*WHAT THIS TASK INVOLVES:* Copy out the listing exactly.

Data listing
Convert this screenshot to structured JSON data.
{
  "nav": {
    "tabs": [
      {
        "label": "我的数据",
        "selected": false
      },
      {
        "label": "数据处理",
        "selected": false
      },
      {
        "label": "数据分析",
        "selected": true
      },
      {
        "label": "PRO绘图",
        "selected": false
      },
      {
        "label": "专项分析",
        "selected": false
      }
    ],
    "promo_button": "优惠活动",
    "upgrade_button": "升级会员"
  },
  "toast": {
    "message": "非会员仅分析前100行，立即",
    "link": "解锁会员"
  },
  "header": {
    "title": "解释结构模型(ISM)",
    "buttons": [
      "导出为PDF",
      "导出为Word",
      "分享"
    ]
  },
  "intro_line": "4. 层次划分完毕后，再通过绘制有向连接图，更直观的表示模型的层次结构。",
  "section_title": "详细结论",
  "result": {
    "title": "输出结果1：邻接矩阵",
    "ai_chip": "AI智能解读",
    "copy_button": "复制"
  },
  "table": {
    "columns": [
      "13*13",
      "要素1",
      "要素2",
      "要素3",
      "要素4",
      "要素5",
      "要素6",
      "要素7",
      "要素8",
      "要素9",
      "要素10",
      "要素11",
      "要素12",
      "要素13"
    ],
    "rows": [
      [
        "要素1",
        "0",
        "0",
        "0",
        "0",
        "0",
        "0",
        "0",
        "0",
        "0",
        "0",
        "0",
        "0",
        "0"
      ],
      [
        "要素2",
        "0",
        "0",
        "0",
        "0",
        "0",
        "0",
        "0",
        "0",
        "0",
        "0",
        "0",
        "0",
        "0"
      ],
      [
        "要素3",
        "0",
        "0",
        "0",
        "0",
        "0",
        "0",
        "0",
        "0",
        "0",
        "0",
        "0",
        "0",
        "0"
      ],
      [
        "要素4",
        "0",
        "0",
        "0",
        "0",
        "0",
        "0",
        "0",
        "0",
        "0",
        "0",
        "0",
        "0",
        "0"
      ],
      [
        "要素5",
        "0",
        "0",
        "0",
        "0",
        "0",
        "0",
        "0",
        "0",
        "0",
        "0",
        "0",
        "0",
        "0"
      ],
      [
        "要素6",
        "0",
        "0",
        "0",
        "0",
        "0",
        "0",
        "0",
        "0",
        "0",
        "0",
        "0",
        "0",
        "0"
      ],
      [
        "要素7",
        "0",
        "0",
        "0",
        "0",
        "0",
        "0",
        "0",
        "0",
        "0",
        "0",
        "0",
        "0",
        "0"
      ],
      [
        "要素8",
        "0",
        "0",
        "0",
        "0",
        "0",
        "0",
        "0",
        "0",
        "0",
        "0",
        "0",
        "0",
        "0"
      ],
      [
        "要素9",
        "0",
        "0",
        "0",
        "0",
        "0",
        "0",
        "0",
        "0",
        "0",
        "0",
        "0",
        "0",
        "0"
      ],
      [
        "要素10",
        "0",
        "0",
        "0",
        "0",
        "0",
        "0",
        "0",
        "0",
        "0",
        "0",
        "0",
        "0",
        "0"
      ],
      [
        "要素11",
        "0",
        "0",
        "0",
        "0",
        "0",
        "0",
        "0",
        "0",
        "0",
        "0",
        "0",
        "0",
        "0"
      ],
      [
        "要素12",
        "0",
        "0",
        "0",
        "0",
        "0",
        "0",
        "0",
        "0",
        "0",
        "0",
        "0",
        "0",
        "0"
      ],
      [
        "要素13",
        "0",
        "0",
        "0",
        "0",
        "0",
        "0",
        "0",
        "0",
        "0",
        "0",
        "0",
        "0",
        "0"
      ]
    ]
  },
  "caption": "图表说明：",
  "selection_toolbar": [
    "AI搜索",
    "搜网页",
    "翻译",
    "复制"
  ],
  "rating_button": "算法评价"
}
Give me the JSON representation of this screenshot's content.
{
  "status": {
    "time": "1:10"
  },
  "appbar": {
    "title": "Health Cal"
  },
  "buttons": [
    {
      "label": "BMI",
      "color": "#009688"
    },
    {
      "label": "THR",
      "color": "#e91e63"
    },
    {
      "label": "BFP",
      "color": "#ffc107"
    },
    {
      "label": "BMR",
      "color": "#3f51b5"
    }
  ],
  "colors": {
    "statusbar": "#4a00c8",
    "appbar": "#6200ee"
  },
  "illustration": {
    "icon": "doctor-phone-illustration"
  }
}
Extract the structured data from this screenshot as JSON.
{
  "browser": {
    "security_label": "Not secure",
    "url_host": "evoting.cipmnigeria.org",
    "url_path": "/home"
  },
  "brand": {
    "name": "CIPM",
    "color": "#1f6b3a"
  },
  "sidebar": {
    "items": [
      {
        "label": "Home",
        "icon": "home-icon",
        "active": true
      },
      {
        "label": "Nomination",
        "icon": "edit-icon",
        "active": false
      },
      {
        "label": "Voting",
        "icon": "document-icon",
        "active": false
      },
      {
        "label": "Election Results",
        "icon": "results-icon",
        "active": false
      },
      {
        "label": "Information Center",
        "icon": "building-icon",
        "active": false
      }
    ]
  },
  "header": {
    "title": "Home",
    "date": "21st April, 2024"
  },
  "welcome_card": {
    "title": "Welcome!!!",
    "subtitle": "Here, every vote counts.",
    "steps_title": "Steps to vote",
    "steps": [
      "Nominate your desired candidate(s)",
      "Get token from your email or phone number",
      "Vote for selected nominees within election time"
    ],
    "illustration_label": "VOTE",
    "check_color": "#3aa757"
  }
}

*OUTPUT OF THE EXERCISE:*
Convert this screenshot to structured JSON data.
{
  "nav": {
    "tabs": [
      {
        "label": "我的数据",
        "selected": false
      },
      {
        "label": "数据处理",
        "selected": false
      },
      {
        "label": "数据分析",
        "selected": true
      },
      {
        "label": "PRO绘图",
        "selected": false
      },
      {
        "label": "专项分析",
        "selected": false
      }
    ],
    "promo_button": "优惠活动",
    "upgrade_button": "升级会员"
  },
  "toast": {
    "message": "非会员仅分析前100行，立即",
    "link": "解锁会员"
  },
  "header": {
    "title": "解释结构模型(ISM)",
    "buttons": [
      "导出为PDF",
      "导出为Word",
      "分享"
    ]
  },
  "intro_line": "4. 层次划分完毕后，再通过绘制有向连接图，更直观的表示模型的层次结构。",
  "section_title": "详细结论",
  "result": {
    "title": "输出结果1：邻接矩阵",
    "ai_chip": "AI智能解读",
    "copy_button": "复制"
  },
  "table": {
    "columns": [
      "13*13",
      "要素1",
      "要素2",
      "要素3",
      "要素4",
      "要素5",
      "要素6",
      "要素7",
      "要素8",
      "要素9",
      "要素10",
      "要素11",
      "要素12",
      "要素13"
    ],
    "rows": [
      [
        "要素1",
        "0",
        "0",
        "0",
        "0",
        "0",
        "0",
        "0",
        "0",
        "0",
        "0",
        "0",
        "0",
        "0"
      ],
      [
        "要素2",
        "0",
        "0",
        "0",
        "0",
        "0",
        "0",
        "0",
        "0",
        "0",
        "0",
        "0",
        "0",
        "0"
      ],
      [
        "要素3",
        "0",
        "0",
        "0",
        "0",
        "0",
        "0",
        "0",
        "0",
        "0",
        "0",
        "0",
        "0",
        "0"
      ],
      [
        "要素4",
        "0",
        "0",
        "0",
        "0",
        "0",
        "0",
        "0",
        "0",
        "0",
        "0",
        "0",
        "0",
        "0"
      ],
      [
        "要素5",
        "0",
        "0",
        "0",
        "0",
        "0",
        "0",
        "0",
        "0",
        "0",
        "0",
        "0",
        "0",
        "0"
      ],
      [
        "要素6",
        "0",
        "0",
        "0",
        "0",
        "0",
        "0",
        "0",
        "0",
        "0",
        "0",
        "0",
        "0",
        "0"
      ],
      [
        "要素7",
        "0",
        "0",
        "0",
        "0",
        "0",
        "0",
        "0",
        "0",
        "0",
        "0",
        "0",
        "0",
        "0"
      ],
      [
        "要素8",
        "0",
        "0",
        "0",
        "0",
        "0",
        "0",
        "0",
        "0",
        "0",
        "0",
        "0",
        "0",
        "0"
      ],
      [
        "要素9",
        "0",
        "0",
        "0",
        "0",
        "0",
        "0",
        "0",
        "0",
        "0",
        "0",
        "0",
        "0",
        "0"
      ],
      [
        "要素10",
        "0",
        "0",
        "0",
        "0",
        "0",
        "0",
        "0",
        "0",
        "0",
        "0",
        "0",
        "0",
        "0"
      ],
      [
        "要素11",
        "0",
        "0",
        "0",
        "0",
        "0",
        "0",
        "0",
        "0",
        "0",
        "0",
        "0",
        "0",
        "0"
      ],
      [
        "要素12",
        "0",
        "0",
        "0",
        "0",
        "0",
        "0",
        "0",
        "0",
        "0",
        "0",
        "0",
        "0",
        "0"
      ],
      [
        "要素13",
        "0",
        "0",
        "0",
        "0",
        "0",
        "0",
        "0",
        "0",
        "0",
        "0",
        "0",
        "0",
        "0"
      ]
    ]
  },
  "caption": "图表说明：",
  "selection_toolbar": [
    "AI搜索",
    "搜网页",
    "翻译",
    "复制"
  ],
  "rating_button": "算法评价"
}
Give me the JSON representation of this screenshot's content.
{
  "status": {
    "time": "1:10"
  },
  "appbar": {
    "title": "Health Cal"
  },
  "buttons": [
    {
      "label": "BMI",
      "color": "#009688"
    },
    {
      "label": "THR",
      "color": "#e91e63"
    },
    {
      "label": "BFP",
      "color": "#ffc107"
    },
    {
      "label": "BMR",
      "color": "#3f51b5"
    }
  ],
  "colors": {
    "statusbar": "#4a00c8",
    "appbar": "#6200ee"
  },
  "illustration": {
    "icon": "doctor-phone-illustration"
  }
}
Extract the structured data from this screenshot as JSON.
{
  "browser": {
    "security_label": "Not secure",
    "url_host": "evoting.cipmnigeria.org",
    "url_path": "/home"
  },
  "brand": {
    "name": "CIPM",
    "color": "#1f6b3a"
  },
  "sidebar": {
    "items": [
      {
        "label": "Home",
        "icon": "home-icon",
        "active": true
      },
      {
        "label": "Nomination",
        "icon": "edit-icon",
        "active": false
      },
      {
        "label": "Voting",
        "icon": "document-icon",
        "active": false
      },
      {
        "label": "Election Results",
        "icon": "results-icon",
        "active": false
      },
      {
        "label": "Information Center",
        "icon": "building-icon",
        "active": false
      }
    ]
  },
  "header": {
    "title": "Home",
    "date": "21st April, 2024"
  },
  "welcome_card": {
    "title": "Welcome!!!",
    "subtitle": "Here, every vote counts.",
    "steps_title": "Steps to vote",
    "steps": [
      "Nominate your desired candidate(s)",
      "Get token from your email or phone number",
      "Vote for selected nominees within election time"
    ],
    "illustration_label": "VOTE",
    "check_color": "#3aa757"
  }
}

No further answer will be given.